* **Exercise brief**:
Render every entry exactly as it appears.
### Available records
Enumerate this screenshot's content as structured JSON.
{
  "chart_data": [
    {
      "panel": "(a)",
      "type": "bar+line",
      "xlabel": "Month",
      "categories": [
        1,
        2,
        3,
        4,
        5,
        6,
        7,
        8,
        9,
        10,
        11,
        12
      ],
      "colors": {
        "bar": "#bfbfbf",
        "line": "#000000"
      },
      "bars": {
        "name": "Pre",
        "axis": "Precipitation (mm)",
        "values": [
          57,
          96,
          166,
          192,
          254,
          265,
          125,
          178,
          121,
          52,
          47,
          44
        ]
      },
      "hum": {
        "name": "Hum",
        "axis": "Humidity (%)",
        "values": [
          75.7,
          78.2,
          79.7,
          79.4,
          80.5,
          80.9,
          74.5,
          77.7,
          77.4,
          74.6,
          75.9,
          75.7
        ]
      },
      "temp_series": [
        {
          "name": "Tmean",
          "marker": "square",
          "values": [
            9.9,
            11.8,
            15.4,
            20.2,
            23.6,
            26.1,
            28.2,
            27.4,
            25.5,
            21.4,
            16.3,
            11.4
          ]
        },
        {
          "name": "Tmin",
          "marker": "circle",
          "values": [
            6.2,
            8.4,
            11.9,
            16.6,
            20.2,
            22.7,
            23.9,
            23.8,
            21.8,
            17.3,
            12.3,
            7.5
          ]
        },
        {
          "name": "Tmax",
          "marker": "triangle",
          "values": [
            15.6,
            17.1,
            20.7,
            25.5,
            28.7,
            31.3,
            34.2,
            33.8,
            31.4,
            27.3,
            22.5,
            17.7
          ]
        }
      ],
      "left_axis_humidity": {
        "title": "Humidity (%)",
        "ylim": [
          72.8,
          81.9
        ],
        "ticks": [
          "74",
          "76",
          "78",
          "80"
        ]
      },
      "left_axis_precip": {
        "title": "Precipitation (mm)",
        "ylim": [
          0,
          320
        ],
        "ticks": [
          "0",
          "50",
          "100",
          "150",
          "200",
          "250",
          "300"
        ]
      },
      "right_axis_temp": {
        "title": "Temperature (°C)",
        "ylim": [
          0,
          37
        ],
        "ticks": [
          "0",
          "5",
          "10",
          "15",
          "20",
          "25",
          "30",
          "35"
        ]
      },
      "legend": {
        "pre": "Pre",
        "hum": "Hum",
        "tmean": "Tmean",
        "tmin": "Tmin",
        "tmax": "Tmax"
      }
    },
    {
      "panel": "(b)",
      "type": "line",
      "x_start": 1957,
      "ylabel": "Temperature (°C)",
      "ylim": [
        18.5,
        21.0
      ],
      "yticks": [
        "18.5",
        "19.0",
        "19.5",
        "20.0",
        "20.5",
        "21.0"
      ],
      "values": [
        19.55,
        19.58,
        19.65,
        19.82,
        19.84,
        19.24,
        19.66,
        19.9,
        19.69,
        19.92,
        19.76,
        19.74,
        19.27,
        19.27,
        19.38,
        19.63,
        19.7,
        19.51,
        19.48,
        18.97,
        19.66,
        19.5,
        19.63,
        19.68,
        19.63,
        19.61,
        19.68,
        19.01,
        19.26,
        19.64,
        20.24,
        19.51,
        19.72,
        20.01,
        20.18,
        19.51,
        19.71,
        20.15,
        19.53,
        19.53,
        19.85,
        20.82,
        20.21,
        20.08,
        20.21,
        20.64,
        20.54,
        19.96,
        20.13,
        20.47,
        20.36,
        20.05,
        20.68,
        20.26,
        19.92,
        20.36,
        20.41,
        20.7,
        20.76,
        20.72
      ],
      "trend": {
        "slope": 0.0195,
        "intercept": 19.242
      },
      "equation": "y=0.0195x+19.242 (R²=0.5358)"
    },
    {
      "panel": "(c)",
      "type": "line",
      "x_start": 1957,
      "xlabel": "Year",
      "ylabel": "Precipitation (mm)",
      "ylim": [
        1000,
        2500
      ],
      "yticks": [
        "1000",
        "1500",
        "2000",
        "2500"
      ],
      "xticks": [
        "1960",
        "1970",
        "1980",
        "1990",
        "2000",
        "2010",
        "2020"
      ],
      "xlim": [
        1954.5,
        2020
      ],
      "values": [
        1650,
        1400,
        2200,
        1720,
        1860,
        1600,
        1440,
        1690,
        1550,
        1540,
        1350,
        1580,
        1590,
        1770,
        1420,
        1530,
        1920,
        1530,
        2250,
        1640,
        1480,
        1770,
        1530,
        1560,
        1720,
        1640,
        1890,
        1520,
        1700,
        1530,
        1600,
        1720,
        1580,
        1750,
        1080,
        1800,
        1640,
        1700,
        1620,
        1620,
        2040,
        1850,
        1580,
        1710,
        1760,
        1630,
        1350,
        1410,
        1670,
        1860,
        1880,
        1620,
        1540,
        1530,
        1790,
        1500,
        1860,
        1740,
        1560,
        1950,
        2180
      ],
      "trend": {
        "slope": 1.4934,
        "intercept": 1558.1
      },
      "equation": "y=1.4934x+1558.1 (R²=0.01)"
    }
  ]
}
######
* **Solution**:
Enumerate this screenshot's content as structured JSON.
{
  "chart_data": [
    {
      "panel": "(a)",
      "type": "bar+line",
      "xlabel": "Month",
      "categories": [
        1,
        2,
        3,
        4,
        5,
        6,
        7,
        8,
        9,
        10,
        11,
        12
      ],
      "colors": {
        "bar": "#bfbfbf",
        "line": "#000000"
      },
      "bars": {
        "name": "Pre",
        "axis": "Precipitation (mm)",
        "values": [
          57,
          96,
          166,
          192,
          254,
          265,
          125,
          178,
          121,
          52,
          47,
          44
        ]
      },
      "hum": {
        "name": "Hum",
        "axis": "Humidity (%)",
        "values": [
          75.7,
          78.2,
          79.7,
          79.4,
          80.5,
          80.9,
          74.5,
          77.7,
          77.4,
          74.6,
          75.9,
          75.7
        ]
      },
      "temp_series": [
        {
          "name": "Tmean",
          "marker": "square",
          "values": [
            9.9,
            11.8,
            15.4,
            20.2,
            23.6,
            26.1,
            28.2,
            27.4,
            25.5,
            21.4,
            16.3,
            11.4
          ]
        },
        {
          "name": "Tmin",
          "marker": "circle",
          "values": [
            6.2,
            8.4,
            11.9,
            16.6,
            20.2,
            22.7,
            23.9,
            23.8,
            21.8,
            17.3,
            12.3,
            7.5
          ]
        },
        {
          "name": "Tmax",
          "marker": "triangle",
          "values": [
            15.6,
            17.1,
            20.7,
            25.5,
            28.7,
            31.3,
            34.2,
            33.8,
            31.4,
            27.3,
            22.5,
            17.7
          ]
        }
      ],
      "left_axis_humidity": {
        "title": "Humidity (%)",
        "ylim": [
          72.8,
          81.9
        ],
        "ticks": [
          "74",
          "76",
          "78",
          "80"
        ]
      },
      "left_axis_precip": {
        "title": "Precipitation (mm)",
        "ylim": [
          0,
          320
        ],
        "ticks": [
          "0",
          "50",
          "100",
          "150",
          "200",
          "250",
          "300"
        ]
      },
      "right_axis_temp": {
        "title": "Temperature (°C)",
        "ylim": [
          0,
          37
        ],
        "ticks": [
          "0",
          "5",
          "10",
          "15",
          "20",
          "25",
          "30",
          "35"
        ]
      },
      "legend": {
        "pre": "Pre",
        "hum": "Hum",
        "tmean": "Tmean",
        "tmin": "Tmin",
        "tmax": "Tmax"
      }
    },
    {
      "panel": "(b)",
      "type": "line",
      "x_start": 1957,
      "ylabel": "Temperature (°C)",
      "ylim": [
        18.5,
        21.0
      ],
      "yticks": [
        "18.5",
        "19.0",
        "19.5",
        "20.0",
        "20.5",
        "21.0"
      ],
      "values": [
        19.55,
        19.58,
        19.65,
        19.82,
        19.84,
        19.24,
        19.66,
        19.9,
        19.69,
        19.92,
        19.76,
        19.74,
        19.27,
        19.27,
        19.38,
        19.63,
        19.7,
        19.51,
        19.48,
        18.97,
        19.66,
        19.5,
        19.63,
        19.68,
        19.63,
        19.61,
        19.68,
        19.01,
        19.26,
        19.64,
        20.24,
        19.51,
        19.72,
        20.01,
        20.18,
        19.51,
        19.71,
        20.15,
        19.53,
        19.53,
        19.85,
        20.82,
        20.21,
        20.08,
        20.21,
        20.64,
        20.54,
        19.96,
        20.13,
        20.47,
        20.36,
        20.05,
        20.68,
        20.26,
        19.92,
        20.36,
        20.41,
        20.7,
        20.76,
        20.72
      ],
      "trend": {
        "slope": 0.0195,
        "intercept": 19.242
      },
      "equation": "y=0.0195x+19.242 (R²=0.5358)"
    },
    {
      "panel": "(c)",
      "type": "line",
      "x_start": 1957,
      "xlabel": "Year",
      "ylabel": "Precipitation (mm)",
      "ylim": [
        1000,
        2500
      ],
      "yticks": [
        "1000",
        "1500",
        "2000",
        "2500"
      ],
      "xticks": [
        "1960",
        "1970",
        "1980",
        "1990",
        "2000",
        "2010",
        "2020"
      ],
      "xlim": [
        1954.5,
        2020
      ],
      "values": [
        1650,
        1400,
        2200,
        1720,
        1860,
        1600,
        1440,
        1690,
        1550,
        1540,
        1350,
        1580,
        1590,
        1770,
        1420,
        1530,
        1920,
        1530,
        2250,
        1640,
        1480,
        1770,
        1530,
        1560,
        1720,
        1640,
        1890,
        1520,
        1700,
        1530,
        1600,
        1720,
        1580,
        1750,
        1080,
        1800,
        1640,
        1700,
        1620,
        1620,
        2040,
        1850,
        1580,
        1710,
        1760,
        1630,
        1350,
        1410,
        1670,
        1860,
        1880,
        1620,
        1540,
        1530,
        1790,
        1500,
        1860,
        1740,
        1560,
        1950,
        2180
      ],
      "trend": {
        "slope": 1.4934,
        "intercept": 1558.1
      },
      "equation": "y=1.4934x+1558.1 (R²=0.01)"
    }
  ]
}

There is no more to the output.